Transcribe all records exactly.
··· EXERCISE INPUT ···
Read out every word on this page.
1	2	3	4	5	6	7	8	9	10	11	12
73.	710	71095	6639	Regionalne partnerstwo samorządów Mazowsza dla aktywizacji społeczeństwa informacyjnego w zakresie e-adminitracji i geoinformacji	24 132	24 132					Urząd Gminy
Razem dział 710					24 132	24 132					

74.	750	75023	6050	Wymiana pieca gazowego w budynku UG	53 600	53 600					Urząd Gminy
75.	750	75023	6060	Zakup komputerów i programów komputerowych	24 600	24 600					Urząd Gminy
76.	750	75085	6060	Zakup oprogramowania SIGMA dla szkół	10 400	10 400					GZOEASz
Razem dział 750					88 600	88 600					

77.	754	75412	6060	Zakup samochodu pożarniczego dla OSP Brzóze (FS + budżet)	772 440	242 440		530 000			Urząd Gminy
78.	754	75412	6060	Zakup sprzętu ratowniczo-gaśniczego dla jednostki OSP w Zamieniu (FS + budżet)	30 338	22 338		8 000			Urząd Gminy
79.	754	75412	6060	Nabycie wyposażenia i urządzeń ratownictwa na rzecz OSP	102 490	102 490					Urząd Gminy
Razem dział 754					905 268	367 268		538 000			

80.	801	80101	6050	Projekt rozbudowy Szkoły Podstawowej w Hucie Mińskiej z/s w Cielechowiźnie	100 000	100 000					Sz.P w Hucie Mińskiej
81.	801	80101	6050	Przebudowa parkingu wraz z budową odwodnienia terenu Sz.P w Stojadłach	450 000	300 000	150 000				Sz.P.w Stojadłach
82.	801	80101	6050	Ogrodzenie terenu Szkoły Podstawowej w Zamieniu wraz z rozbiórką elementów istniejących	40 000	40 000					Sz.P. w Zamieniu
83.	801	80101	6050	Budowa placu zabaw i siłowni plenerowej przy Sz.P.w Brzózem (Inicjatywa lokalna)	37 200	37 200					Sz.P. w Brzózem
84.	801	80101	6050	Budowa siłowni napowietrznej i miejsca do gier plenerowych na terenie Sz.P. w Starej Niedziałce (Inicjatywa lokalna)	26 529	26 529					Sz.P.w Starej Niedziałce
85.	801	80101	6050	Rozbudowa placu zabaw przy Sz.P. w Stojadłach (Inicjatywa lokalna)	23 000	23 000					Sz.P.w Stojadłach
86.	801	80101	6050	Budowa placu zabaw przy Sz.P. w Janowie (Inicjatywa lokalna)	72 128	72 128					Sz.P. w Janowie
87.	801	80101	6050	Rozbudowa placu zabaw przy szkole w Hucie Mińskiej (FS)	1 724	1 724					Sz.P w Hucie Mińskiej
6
···
ANSWER TO THE EXERCISE.
Read out every word on this page.
1	2	3	4	5	6	7	8	9	10	11	12
73.	710	71095	6639	Regionalne partnerstwo samorządów Mazowsza dla aktywizacji społeczeństwa informacyjnego w zakresie e-adminitracji i geoinformacji	24 132	24 132					Urząd Gminy
Razem dział 710					24 132	24 132					

74.	750	75023	6050	Wymiana pieca gazowego w budynku UG	53 600	53 600					Urząd Gminy
75.	750	75023	6060	Zakup komputerów i programów komputerowych	24 600	24 600					Urząd Gminy
76.	750	75085	6060	Zakup oprogramowania SIGMA dla szkół	10 400	10 400					GZOEASz
Razem dział 750					88 600	88 600					

77.	754	75412	6060	Zakup samochodu pożarniczego dla OSP Brzóze (FS + budżet)	772 440	242 440		530 000			Urząd Gminy
78.	754	75412	6060	Zakup sprzętu ratowniczo-gaśniczego dla jednostki OSP w Zamieniu (FS + budżet)	30 338	22 338		8 000			Urząd Gminy
79.	754	75412	6060	Nabycie wyposażenia i urządzeń ratownictwa na rzecz OSP	102 490	102 490					Urząd Gminy
Razem dział 754					905 268	367 268		538 000			

80.	801	80101	6050	Projekt rozbudowy Szkoły Podstawowej w Hucie Mińskiej z/s w Cielechowiźnie	100 000	100 000					Sz.P w Hucie Mińskiej
81.	801	80101	6050	Przebudowa parkingu wraz z budową odwodnienia terenu Sz.P w Stojadłach	450 000	300 000	150 000				Sz.P.w Stojadłach
82.	801	80101	6050	Ogrodzenie terenu Szkoły Podstawowej w Zamieniu wraz z rozbiórką elementów istniejących	40 000	40 000					Sz.P. w Zamieniu
83.	801	80101	6050	Budowa placu zabaw i siłowni plenerowej przy Sz.P.w Brzózem (Inicjatywa lokalna)	37 200	37 200					Sz.P. w Brzózem
84.	801	80101	6050	Budowa siłowni napowietrznej i miejsca do gier plenerowych na terenie Sz.P. w Starej Niedziałce (Inicjatywa lokalna)	26 529	26 529					Sz.P.w Starej Niedziałce
85.	801	80101	6050	Rozbudowa placu zabaw przy Sz.P. w Stojadłach (Inicjatywa lokalna)	23 000	23 000					Sz.P.w Stojadłach
86.	801	80101	6050	Budowa placu zabaw przy Sz.P. w Janowie (Inicjatywa lokalna)	72 128	72 128					Sz.P. w Janowie
87.	801	80101	6050	Rozbudowa placu zabaw przy szkole w Hucie Mińskiej (FS)	1 724	1 724					Sz.P w Hucie Mińskiej
6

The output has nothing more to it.